- [DIRECTIVE] Where a line below holds the string "chevron", copy that line.

[BEGIN THE INPUT]

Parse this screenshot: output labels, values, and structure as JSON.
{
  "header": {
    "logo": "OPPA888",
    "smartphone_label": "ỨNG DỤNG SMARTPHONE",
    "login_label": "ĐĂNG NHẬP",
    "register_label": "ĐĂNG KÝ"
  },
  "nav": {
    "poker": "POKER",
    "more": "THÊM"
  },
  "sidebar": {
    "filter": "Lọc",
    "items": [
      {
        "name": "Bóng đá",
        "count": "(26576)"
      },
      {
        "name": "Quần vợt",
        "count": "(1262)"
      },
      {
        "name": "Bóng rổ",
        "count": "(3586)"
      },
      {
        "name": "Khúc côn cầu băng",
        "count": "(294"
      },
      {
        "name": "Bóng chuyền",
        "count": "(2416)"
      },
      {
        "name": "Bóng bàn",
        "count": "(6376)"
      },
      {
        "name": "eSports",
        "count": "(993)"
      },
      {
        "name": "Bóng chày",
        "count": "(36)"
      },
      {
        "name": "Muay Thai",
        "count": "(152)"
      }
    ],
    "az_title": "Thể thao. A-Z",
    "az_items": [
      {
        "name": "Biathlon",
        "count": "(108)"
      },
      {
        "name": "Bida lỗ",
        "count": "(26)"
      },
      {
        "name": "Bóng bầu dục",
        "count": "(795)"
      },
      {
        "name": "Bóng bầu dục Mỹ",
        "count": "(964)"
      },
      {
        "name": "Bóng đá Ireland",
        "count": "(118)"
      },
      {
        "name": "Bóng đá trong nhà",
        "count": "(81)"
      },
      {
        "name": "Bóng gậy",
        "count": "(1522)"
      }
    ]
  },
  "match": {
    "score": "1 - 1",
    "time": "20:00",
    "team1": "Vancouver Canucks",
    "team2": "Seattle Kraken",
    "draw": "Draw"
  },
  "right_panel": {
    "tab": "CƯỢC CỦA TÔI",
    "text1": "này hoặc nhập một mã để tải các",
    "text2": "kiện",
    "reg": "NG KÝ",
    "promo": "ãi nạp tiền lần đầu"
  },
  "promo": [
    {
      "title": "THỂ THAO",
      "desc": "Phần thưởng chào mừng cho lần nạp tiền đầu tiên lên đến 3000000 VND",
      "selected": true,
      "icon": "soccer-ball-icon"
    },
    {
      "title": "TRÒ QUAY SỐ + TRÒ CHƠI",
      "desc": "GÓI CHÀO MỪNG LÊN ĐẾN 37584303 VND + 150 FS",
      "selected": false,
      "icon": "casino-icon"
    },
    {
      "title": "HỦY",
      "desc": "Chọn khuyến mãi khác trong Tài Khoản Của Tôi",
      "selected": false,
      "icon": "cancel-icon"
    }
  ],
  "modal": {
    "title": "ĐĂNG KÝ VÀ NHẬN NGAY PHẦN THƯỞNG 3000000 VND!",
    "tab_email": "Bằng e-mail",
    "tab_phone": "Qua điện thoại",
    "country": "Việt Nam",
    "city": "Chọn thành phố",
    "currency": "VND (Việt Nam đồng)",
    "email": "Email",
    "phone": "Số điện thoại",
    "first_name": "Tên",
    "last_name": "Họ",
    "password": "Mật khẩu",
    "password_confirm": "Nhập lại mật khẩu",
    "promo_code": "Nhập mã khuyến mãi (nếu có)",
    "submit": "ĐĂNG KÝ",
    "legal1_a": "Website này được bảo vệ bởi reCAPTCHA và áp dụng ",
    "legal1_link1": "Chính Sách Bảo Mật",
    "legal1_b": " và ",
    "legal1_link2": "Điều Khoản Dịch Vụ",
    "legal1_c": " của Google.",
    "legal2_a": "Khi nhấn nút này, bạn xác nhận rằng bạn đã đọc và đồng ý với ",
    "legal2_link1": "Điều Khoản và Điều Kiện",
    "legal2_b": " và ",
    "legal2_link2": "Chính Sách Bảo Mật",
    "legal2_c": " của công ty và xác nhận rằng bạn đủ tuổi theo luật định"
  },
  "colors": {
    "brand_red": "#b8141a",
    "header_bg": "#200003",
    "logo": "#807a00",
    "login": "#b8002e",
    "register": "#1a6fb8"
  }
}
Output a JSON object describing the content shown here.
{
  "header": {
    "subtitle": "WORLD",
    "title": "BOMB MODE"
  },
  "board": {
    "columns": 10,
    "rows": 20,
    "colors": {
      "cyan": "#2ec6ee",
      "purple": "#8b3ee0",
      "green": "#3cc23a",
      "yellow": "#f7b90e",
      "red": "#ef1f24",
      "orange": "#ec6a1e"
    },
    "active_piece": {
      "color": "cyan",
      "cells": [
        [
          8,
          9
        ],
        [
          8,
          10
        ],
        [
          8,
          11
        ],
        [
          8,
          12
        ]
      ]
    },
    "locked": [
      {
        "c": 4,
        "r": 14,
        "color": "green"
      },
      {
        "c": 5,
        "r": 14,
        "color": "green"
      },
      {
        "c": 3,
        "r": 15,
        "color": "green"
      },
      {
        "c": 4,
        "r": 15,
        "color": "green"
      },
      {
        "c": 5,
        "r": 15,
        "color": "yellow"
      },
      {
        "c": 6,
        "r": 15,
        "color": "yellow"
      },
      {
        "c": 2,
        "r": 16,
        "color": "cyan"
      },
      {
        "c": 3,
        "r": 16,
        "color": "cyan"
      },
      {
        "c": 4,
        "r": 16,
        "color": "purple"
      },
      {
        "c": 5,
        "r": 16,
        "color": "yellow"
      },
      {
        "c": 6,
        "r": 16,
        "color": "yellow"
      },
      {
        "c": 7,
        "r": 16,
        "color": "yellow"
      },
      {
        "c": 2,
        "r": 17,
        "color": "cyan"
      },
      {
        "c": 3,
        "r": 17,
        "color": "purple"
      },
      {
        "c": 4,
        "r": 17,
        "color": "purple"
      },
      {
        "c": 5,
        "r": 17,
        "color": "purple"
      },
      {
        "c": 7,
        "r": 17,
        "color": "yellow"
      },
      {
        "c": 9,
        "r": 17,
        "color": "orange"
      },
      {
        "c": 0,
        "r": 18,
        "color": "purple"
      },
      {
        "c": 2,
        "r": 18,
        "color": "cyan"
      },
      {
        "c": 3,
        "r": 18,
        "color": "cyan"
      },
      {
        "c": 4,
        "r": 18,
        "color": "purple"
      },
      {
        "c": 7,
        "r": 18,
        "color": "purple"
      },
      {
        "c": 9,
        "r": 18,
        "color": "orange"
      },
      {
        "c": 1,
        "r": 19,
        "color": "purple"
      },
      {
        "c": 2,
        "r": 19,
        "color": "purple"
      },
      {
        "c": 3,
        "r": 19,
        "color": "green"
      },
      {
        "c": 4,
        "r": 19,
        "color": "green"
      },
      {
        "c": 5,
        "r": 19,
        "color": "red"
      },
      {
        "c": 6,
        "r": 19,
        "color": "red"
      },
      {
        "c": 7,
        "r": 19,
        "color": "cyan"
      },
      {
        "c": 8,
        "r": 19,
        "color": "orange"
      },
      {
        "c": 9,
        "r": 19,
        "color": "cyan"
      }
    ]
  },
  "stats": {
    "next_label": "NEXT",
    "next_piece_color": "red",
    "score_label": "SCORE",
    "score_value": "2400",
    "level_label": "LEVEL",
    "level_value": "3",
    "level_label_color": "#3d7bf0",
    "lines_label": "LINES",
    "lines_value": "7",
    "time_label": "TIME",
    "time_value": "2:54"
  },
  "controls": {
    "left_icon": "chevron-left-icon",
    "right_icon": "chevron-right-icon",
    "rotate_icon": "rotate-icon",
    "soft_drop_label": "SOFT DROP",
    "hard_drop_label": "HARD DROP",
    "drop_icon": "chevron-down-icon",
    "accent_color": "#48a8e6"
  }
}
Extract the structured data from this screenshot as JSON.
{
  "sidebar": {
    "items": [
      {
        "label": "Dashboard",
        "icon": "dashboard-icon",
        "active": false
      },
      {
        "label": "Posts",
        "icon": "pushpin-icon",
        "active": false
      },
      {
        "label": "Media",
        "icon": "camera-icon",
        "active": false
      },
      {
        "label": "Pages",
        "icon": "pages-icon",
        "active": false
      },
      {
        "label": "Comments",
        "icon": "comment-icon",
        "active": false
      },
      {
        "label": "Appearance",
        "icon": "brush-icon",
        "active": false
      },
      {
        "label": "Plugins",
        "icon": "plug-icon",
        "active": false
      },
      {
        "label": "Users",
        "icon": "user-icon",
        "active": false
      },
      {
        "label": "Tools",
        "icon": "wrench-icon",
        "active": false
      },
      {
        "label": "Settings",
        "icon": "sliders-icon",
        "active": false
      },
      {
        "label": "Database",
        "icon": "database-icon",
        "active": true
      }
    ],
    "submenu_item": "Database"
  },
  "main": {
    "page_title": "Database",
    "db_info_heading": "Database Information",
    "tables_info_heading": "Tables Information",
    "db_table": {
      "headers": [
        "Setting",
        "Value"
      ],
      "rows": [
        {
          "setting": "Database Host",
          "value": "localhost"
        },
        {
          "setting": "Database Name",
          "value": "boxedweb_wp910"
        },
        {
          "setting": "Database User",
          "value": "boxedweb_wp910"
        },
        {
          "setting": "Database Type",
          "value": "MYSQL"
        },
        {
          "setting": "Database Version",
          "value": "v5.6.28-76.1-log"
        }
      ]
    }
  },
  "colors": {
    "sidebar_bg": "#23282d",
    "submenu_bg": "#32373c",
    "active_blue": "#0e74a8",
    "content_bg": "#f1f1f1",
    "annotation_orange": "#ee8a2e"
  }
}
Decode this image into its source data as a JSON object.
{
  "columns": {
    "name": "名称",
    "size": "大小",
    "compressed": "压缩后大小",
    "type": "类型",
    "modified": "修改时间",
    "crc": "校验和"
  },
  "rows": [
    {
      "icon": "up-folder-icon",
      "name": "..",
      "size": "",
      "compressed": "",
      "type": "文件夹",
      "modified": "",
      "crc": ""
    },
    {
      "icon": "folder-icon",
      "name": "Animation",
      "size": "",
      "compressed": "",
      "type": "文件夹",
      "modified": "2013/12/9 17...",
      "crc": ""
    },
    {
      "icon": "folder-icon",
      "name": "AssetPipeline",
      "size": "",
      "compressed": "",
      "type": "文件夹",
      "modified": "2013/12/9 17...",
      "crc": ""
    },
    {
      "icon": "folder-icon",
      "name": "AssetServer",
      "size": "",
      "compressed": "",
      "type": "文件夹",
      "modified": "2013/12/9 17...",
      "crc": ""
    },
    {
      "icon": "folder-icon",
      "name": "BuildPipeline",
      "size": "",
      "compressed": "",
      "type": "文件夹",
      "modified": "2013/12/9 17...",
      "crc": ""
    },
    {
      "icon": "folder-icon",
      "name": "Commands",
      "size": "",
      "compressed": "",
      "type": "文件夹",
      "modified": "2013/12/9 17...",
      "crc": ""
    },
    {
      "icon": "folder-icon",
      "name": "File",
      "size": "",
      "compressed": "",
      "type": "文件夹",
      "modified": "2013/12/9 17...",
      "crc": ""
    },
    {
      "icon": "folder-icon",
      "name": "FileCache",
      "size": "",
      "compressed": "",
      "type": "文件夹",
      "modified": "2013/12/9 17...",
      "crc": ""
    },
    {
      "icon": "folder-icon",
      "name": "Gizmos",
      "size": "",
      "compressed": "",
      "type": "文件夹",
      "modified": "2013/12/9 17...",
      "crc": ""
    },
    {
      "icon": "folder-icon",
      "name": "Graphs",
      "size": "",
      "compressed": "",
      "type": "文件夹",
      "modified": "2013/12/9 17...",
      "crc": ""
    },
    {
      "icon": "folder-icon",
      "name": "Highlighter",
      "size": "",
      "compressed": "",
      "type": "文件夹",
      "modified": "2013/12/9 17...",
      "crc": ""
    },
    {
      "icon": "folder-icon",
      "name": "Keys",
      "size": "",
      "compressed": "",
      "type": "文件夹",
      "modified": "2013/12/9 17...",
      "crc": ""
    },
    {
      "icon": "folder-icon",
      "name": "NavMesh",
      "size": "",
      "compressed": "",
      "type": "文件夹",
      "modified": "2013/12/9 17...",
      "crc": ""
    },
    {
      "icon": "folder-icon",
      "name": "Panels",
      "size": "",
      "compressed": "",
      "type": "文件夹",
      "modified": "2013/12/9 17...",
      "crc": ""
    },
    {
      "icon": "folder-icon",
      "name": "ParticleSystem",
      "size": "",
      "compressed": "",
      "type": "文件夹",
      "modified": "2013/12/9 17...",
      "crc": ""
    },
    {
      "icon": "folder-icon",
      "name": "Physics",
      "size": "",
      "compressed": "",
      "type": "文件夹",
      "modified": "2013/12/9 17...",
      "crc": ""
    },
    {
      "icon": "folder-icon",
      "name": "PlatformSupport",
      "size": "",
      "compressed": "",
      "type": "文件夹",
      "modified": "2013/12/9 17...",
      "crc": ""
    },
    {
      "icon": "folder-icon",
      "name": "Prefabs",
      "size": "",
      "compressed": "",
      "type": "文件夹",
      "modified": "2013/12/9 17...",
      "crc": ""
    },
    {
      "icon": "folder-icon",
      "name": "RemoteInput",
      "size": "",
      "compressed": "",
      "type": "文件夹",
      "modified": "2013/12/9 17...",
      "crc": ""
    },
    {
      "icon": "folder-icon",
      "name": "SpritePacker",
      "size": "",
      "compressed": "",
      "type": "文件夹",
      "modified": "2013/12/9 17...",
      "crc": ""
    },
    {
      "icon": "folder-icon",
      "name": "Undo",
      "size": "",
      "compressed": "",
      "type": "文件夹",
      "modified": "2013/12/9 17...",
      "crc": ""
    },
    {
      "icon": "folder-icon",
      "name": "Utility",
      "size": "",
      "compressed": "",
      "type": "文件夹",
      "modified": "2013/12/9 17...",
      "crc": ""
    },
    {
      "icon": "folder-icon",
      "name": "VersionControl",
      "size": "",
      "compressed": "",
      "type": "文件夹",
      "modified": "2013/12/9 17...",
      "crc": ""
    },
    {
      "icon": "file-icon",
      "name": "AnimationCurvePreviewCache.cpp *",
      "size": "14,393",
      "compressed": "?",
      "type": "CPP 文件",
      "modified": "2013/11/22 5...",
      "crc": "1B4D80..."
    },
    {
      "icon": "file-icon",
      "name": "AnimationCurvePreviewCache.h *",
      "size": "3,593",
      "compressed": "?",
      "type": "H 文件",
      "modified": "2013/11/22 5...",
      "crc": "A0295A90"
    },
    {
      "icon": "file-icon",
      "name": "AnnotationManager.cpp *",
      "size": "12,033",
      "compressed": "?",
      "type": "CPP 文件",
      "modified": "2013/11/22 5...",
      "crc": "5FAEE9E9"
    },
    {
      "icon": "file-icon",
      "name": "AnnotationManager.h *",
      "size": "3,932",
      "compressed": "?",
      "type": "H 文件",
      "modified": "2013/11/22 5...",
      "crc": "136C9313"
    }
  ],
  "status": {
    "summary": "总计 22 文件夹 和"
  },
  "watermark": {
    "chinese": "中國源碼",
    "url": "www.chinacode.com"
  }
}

[END THE INPUT]

- [WRITTEN RESPONSE]
    "left_icon": "chevron-left-icon",
    "right_icon": "chevron-right-icon",
    "drop_icon": "chevron-down-icon",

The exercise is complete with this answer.